==== Excerpted data ====

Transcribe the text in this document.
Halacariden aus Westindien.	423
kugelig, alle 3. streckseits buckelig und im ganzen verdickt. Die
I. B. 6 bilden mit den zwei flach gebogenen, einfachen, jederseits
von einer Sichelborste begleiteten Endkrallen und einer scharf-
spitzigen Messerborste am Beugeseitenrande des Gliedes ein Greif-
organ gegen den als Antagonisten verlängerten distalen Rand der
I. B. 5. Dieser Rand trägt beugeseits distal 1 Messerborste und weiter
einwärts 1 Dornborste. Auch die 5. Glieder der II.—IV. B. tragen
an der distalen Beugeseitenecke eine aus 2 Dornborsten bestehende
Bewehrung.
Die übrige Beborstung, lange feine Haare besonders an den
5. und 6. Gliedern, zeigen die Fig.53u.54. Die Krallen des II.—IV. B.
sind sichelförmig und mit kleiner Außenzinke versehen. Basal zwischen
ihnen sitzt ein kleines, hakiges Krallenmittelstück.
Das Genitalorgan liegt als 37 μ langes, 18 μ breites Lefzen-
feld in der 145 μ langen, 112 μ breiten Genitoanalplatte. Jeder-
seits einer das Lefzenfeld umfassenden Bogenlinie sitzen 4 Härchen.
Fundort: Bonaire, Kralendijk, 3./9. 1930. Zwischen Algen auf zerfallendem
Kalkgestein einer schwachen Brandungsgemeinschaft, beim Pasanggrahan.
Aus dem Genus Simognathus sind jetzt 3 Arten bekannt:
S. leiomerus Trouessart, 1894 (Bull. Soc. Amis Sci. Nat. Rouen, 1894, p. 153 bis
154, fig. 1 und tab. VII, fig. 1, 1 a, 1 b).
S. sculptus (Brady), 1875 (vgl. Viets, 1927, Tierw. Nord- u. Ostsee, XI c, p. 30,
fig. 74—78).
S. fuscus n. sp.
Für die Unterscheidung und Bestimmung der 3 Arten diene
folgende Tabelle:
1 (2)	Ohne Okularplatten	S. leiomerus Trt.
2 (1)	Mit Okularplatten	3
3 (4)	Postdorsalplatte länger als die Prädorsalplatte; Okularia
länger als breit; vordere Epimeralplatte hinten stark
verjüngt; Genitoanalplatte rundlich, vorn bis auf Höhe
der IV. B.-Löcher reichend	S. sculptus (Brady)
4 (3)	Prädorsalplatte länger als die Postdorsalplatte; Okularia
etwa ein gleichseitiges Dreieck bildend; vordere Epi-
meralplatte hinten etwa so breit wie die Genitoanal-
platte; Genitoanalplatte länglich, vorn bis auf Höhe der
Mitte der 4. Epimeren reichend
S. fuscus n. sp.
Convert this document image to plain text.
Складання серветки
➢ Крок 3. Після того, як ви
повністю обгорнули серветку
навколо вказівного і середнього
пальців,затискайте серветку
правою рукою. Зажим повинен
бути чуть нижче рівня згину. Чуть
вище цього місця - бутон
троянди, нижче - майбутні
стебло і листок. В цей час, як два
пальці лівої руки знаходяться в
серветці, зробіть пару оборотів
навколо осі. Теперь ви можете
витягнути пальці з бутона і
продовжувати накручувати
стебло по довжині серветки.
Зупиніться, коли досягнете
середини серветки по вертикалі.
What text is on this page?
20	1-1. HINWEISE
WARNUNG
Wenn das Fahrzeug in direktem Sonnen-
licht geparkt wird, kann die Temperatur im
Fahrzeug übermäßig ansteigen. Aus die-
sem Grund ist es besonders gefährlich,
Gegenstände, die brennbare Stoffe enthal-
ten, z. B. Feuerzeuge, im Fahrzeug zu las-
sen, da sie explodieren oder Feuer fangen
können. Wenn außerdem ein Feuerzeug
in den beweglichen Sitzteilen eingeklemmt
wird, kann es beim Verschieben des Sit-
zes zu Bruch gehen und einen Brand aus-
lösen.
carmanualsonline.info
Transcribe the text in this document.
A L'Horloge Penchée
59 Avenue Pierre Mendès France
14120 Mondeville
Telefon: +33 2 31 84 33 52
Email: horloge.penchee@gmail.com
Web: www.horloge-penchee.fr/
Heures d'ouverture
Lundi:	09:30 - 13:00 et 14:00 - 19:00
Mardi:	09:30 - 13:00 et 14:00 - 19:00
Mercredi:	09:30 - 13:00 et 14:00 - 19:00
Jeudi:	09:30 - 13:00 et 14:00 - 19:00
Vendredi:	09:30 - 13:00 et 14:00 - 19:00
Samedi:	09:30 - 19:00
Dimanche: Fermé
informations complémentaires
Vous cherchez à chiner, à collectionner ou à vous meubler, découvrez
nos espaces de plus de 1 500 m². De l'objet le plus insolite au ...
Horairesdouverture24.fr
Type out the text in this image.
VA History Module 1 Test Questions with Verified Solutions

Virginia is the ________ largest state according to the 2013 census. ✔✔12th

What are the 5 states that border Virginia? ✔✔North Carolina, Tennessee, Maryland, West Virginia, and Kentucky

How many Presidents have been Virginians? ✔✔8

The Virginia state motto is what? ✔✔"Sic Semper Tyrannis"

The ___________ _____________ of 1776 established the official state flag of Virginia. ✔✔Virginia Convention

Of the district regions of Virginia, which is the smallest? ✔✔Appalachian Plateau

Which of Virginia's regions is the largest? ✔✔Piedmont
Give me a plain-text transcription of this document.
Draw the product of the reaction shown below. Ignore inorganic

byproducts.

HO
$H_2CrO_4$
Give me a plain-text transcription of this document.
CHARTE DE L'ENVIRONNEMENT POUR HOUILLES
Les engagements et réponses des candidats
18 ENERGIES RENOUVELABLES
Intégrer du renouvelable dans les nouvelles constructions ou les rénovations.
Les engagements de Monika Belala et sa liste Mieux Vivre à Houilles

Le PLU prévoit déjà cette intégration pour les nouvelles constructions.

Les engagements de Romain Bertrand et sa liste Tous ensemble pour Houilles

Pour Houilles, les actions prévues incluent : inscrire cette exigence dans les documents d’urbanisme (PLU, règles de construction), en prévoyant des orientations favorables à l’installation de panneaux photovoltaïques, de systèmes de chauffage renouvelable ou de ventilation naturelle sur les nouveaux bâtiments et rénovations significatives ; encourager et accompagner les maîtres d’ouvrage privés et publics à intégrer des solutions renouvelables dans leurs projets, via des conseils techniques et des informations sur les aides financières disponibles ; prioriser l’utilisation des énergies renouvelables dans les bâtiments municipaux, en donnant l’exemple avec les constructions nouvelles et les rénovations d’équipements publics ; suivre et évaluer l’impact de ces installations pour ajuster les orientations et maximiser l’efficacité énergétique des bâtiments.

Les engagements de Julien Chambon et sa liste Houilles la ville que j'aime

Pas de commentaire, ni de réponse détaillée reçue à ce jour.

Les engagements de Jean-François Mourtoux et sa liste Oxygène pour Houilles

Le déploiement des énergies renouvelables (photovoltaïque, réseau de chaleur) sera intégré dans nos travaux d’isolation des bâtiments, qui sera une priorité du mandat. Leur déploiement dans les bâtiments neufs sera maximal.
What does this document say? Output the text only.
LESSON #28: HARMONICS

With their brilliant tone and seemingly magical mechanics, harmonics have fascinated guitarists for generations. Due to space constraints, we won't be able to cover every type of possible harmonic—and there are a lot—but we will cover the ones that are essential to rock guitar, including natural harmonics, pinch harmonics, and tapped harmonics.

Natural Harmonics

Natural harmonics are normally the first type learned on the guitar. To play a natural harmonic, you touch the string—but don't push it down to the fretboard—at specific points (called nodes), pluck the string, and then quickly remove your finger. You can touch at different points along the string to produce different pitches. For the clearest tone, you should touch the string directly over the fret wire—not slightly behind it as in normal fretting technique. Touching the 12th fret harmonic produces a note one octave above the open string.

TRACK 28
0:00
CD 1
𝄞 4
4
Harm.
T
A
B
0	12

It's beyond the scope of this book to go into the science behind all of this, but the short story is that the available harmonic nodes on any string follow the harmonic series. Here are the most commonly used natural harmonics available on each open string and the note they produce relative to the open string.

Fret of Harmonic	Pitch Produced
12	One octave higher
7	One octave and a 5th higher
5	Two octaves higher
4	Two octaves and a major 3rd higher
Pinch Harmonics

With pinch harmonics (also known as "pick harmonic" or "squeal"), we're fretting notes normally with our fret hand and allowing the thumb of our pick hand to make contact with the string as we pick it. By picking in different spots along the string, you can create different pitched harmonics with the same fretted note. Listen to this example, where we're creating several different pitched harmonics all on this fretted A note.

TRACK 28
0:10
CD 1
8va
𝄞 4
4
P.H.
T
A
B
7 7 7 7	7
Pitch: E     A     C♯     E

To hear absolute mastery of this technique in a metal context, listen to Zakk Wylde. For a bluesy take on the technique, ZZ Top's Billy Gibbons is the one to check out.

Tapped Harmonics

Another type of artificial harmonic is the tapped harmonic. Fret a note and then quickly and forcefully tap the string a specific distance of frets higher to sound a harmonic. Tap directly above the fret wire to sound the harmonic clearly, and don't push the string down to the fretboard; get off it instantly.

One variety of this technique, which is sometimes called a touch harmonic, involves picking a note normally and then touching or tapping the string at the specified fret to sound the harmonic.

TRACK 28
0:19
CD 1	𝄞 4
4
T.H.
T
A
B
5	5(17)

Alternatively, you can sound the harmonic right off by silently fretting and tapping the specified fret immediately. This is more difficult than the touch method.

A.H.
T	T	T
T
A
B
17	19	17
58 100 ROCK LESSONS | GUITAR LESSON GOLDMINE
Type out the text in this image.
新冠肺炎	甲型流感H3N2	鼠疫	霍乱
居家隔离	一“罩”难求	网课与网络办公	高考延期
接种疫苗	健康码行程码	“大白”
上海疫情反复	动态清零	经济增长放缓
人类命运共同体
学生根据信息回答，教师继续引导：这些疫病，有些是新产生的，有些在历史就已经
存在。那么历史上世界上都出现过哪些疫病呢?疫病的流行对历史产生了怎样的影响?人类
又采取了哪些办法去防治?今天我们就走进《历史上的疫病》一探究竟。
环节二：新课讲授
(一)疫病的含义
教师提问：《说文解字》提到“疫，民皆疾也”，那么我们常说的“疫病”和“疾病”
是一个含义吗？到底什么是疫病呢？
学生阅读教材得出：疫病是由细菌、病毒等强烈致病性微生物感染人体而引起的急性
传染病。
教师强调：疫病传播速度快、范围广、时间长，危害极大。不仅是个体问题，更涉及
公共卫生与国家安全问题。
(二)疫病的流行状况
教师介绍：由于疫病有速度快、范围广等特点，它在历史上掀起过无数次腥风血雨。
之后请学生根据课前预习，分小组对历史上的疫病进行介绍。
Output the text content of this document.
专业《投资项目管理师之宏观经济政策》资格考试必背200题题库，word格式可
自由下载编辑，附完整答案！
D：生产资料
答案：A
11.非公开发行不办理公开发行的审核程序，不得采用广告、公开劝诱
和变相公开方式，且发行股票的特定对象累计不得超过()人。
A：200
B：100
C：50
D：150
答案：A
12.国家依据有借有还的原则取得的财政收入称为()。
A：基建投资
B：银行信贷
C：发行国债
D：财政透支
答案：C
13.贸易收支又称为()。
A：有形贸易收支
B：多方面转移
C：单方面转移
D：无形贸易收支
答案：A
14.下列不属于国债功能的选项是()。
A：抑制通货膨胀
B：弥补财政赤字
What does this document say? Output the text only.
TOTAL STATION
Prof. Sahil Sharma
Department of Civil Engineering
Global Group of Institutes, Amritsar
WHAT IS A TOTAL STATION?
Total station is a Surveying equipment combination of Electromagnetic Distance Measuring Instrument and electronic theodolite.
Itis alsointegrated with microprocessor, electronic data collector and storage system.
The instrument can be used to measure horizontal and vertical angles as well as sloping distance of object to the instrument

====

* **Exercise goal**
Every line from the one containing "Output the text content of this document." through the end of the data must be repeated exactly, and no other line.

* **Finished exercise**
Output the text content of this document.
专业《投资项目管理师之宏观经济政策》资格考试必背200题题库，word格式可
自由下载编辑，附完整答案！
D：生产资料
答案：A
11.非公开发行不办理公开发行的审核程序，不得采用广告、公开劝诱
和变相公开方式，且发行股票的特定对象累计不得超过()人。
A：200
B：100
C：50
D：150
答案：A
12.国家依据有借有还的原则取得的财政收入称为()。
A：基建投资
B：银行信贷
C：发行国债
D：财政透支
答案：C
13.贸易收支又称为()。
A：有形贸易收支
B：多方面转移
C：单方面转移
D：无形贸易收支
答案：A
14.下列不属于国债功能的选项是()。
A：抑制通货膨胀
B：弥补财政赤字
What does this document say? Output the text only.
TOTAL STATION
Prof. Sahil Sharma
Department of Civil Engineering
Global Group of Institutes, Amritsar
WHAT IS A TOTAL STATION?
Total station is a Surveying equipment combination of Electromagnetic Distance Measuring Instrument and electronic theodolite.
Itis alsointegrated with microprocessor, electronic data collector and storage system.
The instrument can be used to measure horizontal and vertical angles as well as sloping distance of object to the instrument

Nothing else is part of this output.